§ Task prompt: Write out the records that appear below, verbatim and complete, but without pictures.

Start

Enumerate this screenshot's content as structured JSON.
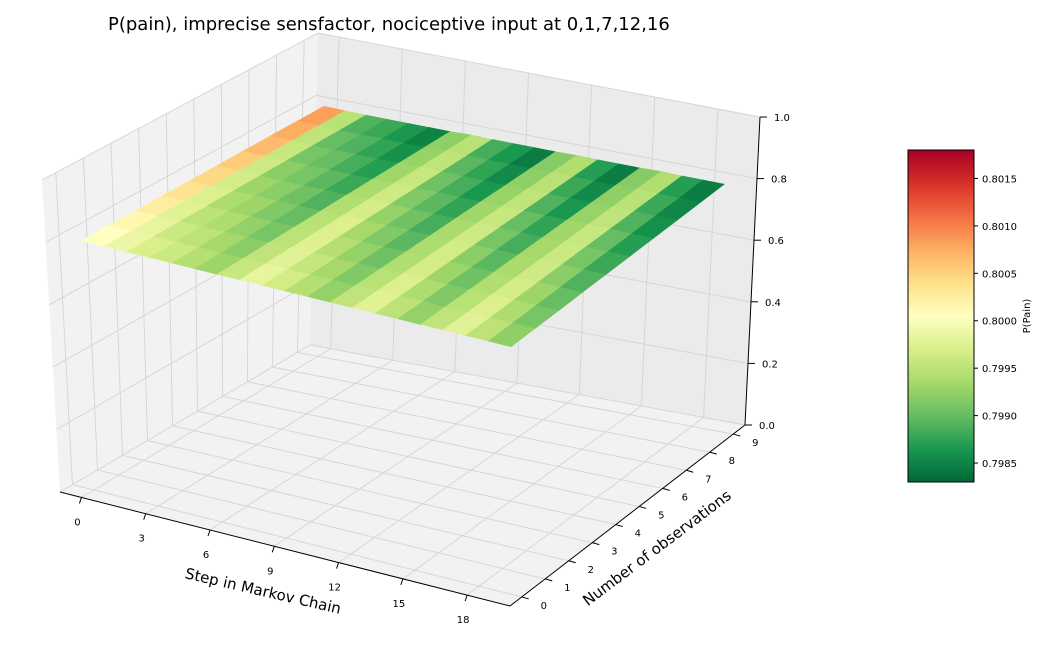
{
  "chart_data": {
    "type": "surface3d",
    "title": "P(pain), imprecise sensfactor, nociceptive input at 0,1,7,12,16",
    "xlabel": "Step in Markov Chain",
    "ylabel": "Number of observations",
    "zlabel": "",
    "x_ticks": [
      "0",
      "3",
      "6",
      "9",
      "12",
      "15",
      "18"
    ],
    "y_ticks": [
      "0",
      "1",
      "2",
      "3",
      "4",
      "5",
      "6",
      "7",
      "8",
      "9"
    ],
    "z_ticks": [
      "0.0",
      "0.2",
      "0.4",
      "0.6",
      "0.8",
      "1.0"
    ],
    "xlim": [
      -1,
      20
    ],
    "ylim": [
      -0.5,
      9.5
    ],
    "zlim": [
      0,
      1
    ],
    "nociceptive_input_steps": [
      0,
      1,
      7,
      12,
      16
    ],
    "steps": [
      0,
      1,
      2,
      3,
      4,
      5,
      6,
      7,
      8,
      9,
      10,
      11,
      12,
      13,
      14,
      15,
      16,
      17,
      18,
      19
    ],
    "observations": [
      0,
      1,
      2,
      3,
      4,
      5,
      6,
      7,
      8,
      9
    ],
    "p_pain": [
      [
        0.8,
        0.8,
        0.7998,
        0.7997,
        0.7996,
        0.7994,
        0.7993,
        0.7999,
        0.7998,
        0.7996,
        0.7994,
        0.7992,
        0.7999,
        0.7997,
        0.7994,
        0.7992,
        0.7999,
        0.7997,
        0.7994,
        0.7992
      ],
      [
        0.8002,
        0.8,
        0.7997,
        0.7996,
        0.7995,
        0.7993,
        0.7992,
        0.7999,
        0.7997,
        0.7995,
        0.7993,
        0.7991,
        0.7999,
        0.7996,
        0.7993,
        0.7991,
        0.7999,
        0.7996,
        0.7993,
        0.799
      ],
      [
        0.8004,
        0.8,
        0.7996,
        0.7995,
        0.7994,
        0.7992,
        0.7991,
        0.7999,
        0.7996,
        0.7994,
        0.7992,
        0.799,
        0.7999,
        0.7995,
        0.7992,
        0.799,
        0.7999,
        0.7995,
        0.7992,
        0.7989
      ],
      [
        0.8006,
        0.8,
        0.7995,
        0.7994,
        0.7993,
        0.7991,
        0.799,
        0.8,
        0.7995,
        0.7993,
        0.7991,
        0.7989,
        0.7999,
        0.7994,
        0.7991,
        0.7989,
        0.7999,
        0.7994,
        0.7991,
        0.7988
      ],
      [
        0.8008,
        0.8,
        0.7994,
        0.7993,
        0.7992,
        0.799,
        0.7989,
        0.8,
        0.7994,
        0.7992,
        0.799,
        0.7988,
        0.8,
        0.7993,
        0.799,
        0.7988,
        0.7999,
        0.7993,
        0.799,
        0.7987
      ],
      [
        0.801,
        0.8,
        0.7993,
        0.7992,
        0.7991,
        0.7989,
        0.7988,
        0.8,
        0.7993,
        0.7991,
        0.7989,
        0.7987,
        0.8,
        0.7992,
        0.7989,
        0.7987,
        0.8,
        0.7992,
        0.7989,
        0.7986
      ],
      [
        0.8012,
        0.8,
        0.7992,
        0.7991,
        0.799,
        0.7988,
        0.7987,
        0.8,
        0.7992,
        0.799,
        0.7988,
        0.7986,
        0.8,
        0.7991,
        0.7988,
        0.7986,
        0.8,
        0.7991,
        0.7988,
        0.7985
      ],
      [
        0.8014,
        0.8,
        0.7991,
        0.799,
        0.7989,
        0.7987,
        0.7986,
        0.8,
        0.7991,
        0.7989,
        0.7987,
        0.7985,
        0.8,
        0.799,
        0.7987,
        0.7985,
        0.8,
        0.799,
        0.7987,
        0.7984
      ],
      [
        0.8016,
        0.8,
        0.799,
        0.7989,
        0.7988,
        0.7986,
        0.7985,
        0.8,
        0.799,
        0.7988,
        0.7986,
        0.7984,
        0.8,
        0.7989,
        0.7986,
        0.7984,
        0.8,
        0.7989,
        0.7986,
        0.7984
      ],
      [
        0.8017,
        0.8,
        0.7989,
        0.7988,
        0.7987,
        0.7985,
        0.7984,
        0.8,
        0.7989,
        0.7987,
        0.7985,
        0.7983,
        0.8,
        0.7988,
        0.7985,
        0.7983,
        0.8,
        0.7988,
        0.7985,
        0.7983
      ]
    ],
    "colormap": "RdYlGn_r",
    "colormap_stops": [
      "#006837",
      "#1a9850",
      "#66bd63",
      "#a6d96a",
      "#d9ef8b",
      "#ffffbf",
      "#fee08b",
      "#fdae61",
      "#f46d43",
      "#d73027",
      "#a50026"
    ],
    "colorbar": {
      "label": "P(Pain)",
      "ticks": [
        "0.7985",
        "0.7990",
        "0.7995",
        "0.8000",
        "0.8005",
        "0.8010",
        "0.8015"
      ],
      "vmin": 0.7983,
      "vmax": 0.8018
    },
    "grid": true
  }
}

End

§ Written response:
Enumerate this screenshot's content as structured JSON.
{
  "chart_data": {
    "type": "surface3d",
    "title": "P(pain), imprecise sensfactor, nociceptive input at 0,1,7,12,16",
    "xlabel": "Step in Markov Chain",
    "ylabel": "Number of observations",
    "zlabel": "",
    "x_ticks": [
      "0",
      "3",
      "6",
      "9",
      "12",
      "15",
      "18"
    ],
    "y_ticks": [
      "0",
      "1",
      "2",
      "3",
      "4",
      "5",
      "6",
      "7",
      "8",
      "9"
    ],
    "z_ticks": [
      "0.0",
      "0.2",
      "0.4",
      "0.6",
      "0.8",
      "1.0"
    ],
    "xlim": [
      -1,
      20
    ],
    "ylim": [
      -0.5,
      9.5
    ],
    "zlim": [
      0,
      1
    ],
    "nociceptive_input_steps": [
      0,
      1,
      7,
      12,
      16
    ],
    "steps": [
      0,
      1,
      2,
      3,
      4,
      5,
      6,
      7,
      8,
      9,
      10,
      11,
      12,
      13,
      14,
      15,
      16,
      17,
      18,
      19
    ],
    "observations": [
      0,
      1,
      2,
      3,
      4,
      5,
      6,
      7,
      8,
      9
    ],
    "p_pain": [
      [
        0.8,
        0.8,
        0.7998,
        0.7997,
        0.7996,
        0.7994,
        0.7993,
        0.7999,
        0.7998,
        0.7996,
        0.7994,
        0.7992,
        0.7999,
        0.7997,
        0.7994,
        0.7992,
        0.7999,
        0.7997,
        0.7994,
        0.7992
      ],
      [
        0.8002,
        0.8,
        0.7997,
        0.7996,
        0.7995,
        0.7993,
        0.7992,
        0.7999,
        0.7997,
        0.7995,
        0.7993,
        0.7991,
        0.7999,
        0.7996,
        0.7993,
        0.7991,
        0.7999,
        0.7996,
        0.7993,
        0.799
      ],
      [
        0.8004,
        0.8,
        0.7996,
        0.7995,
        0.7994,
        0.7992,
        0.7991,
        0.7999,
        0.7996,
        0.7994,
        0.7992,
        0.799,
        0.7999,
        0.7995,
        0.7992,
        0.799,
        0.7999,
        0.7995,
        0.7992,
        0.7989
      ],
      [
        0.8006,
        0.8,
        0.7995,
        0.7994,
        0.7993,
        0.7991,
        0.799,
        0.8,
        0.7995,
        0.7993,
        0.7991,
        0.7989,
        0.7999,
        0.7994,
        0.7991,
        0.7989,
        0.7999,
        0.7994,
        0.7991,
        0.7988
      ],
      [
        0.8008,
        0.8,
        0.7994,
        0.7993,
        0.7992,
        0.799,
        0.7989,
        0.8,
        0.7994,
        0.7992,
        0.799,
        0.7988,
        0.8,
        0.7993,
        0.799,
        0.7988,
        0.7999,
        0.7993,
        0.799,
        0.7987
      ],
      [
        0.801,
        0.8,
        0.7993,
        0.7992,
        0.7991,
        0.7989,
        0.7988,
        0.8,
        0.7993,
        0.7991,
        0.7989,
        0.7987,
        0.8,
        0.7992,
        0.7989,
        0.7987,
        0.8,
        0.7992,
        0.7989,
        0.7986
      ],
      [
        0.8012,
        0.8,
        0.7992,
        0.7991,
        0.799,
        0.7988,
        0.7987,
        0.8,
        0.7992,
        0.799,
        0.7988,
        0.7986,
        0.8,
        0.7991,
        0.7988,
        0.7986,
        0.8,
        0.7991,
        0.7988,
        0.7985
      ],
      [
        0.8014,
        0.8,
        0.7991,
        0.799,
        0.7989,
        0.7987,
        0.7986,
        0.8,
        0.7991,
        0.7989,
        0.7987,
        0.7985,
        0.8,
        0.799,
        0.7987,
        0.7985,
        0.8,
        0.799,
        0.7987,
        0.7984
      ],
      [
        0.8016,
        0.8,
        0.799,
        0.7989,
        0.7988,
        0.7986,
        0.7985,
        0.8,
        0.799,
        0.7988,
        0.7986,
        0.7984,
        0.8,
        0.7989,
        0.7986,
        0.7984,
        0.8,
        0.7989,
        0.7986,
        0.7984
      ],
      [
        0.8017,
        0.8,
        0.7989,
        0.7988,
        0.7987,
        0.7985,
        0.7984,
        0.8,
        0.7989,
        0.7987,
        0.7985,
        0.7983,
        0.8,
        0.7988,
        0.7985,
        0.7983,
        0.8,
        0.7988,
        0.7985,
        0.7983
      ]
    ],
    "colormap": "RdYlGn_r",
    "colormap_stops": [
      "#006837",
      "#1a9850",
      "#66bd63",
      "#a6d96a",
      "#d9ef8b",
      "#ffffbf",
      "#fee08b",
      "#fdae61",
      "#f46d43",
      "#d73027",
      "#a50026"
    ],
    "colorbar": {
      "label": "P(Pain)",
      "ticks": [
        "0.7985",
        "0.7990",
        "0.7995",
        "0.8000",
        "0.8005",
        "0.8010",
        "0.8015"
      ],
      "vmin": 0.7983,
      "vmax": 0.8018
    },
    "grid": true
  }
}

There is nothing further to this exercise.